## Task details
Set down all of the data exactly as it appears.

=-=-=

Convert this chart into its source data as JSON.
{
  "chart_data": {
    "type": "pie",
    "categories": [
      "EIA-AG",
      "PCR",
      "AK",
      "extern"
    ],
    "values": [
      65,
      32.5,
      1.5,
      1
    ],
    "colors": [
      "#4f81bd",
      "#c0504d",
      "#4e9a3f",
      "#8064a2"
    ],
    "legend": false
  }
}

=-=-=

## Result of the task
Convert this chart into its source data as JSON.
{
  "chart_data": {
    "type": "pie",
    "categories": [
      "EIA-AG",
      "PCR",
      "AK",
      "extern"
    ],
    "values": [
      65,
      32.5,
      1.5,
      1
    ],
    "colors": [
      "#4f81bd",
      "#c0504d",
      "#4e9a3f",
      "#8064a2"
    ],
    "legend": false
  }
}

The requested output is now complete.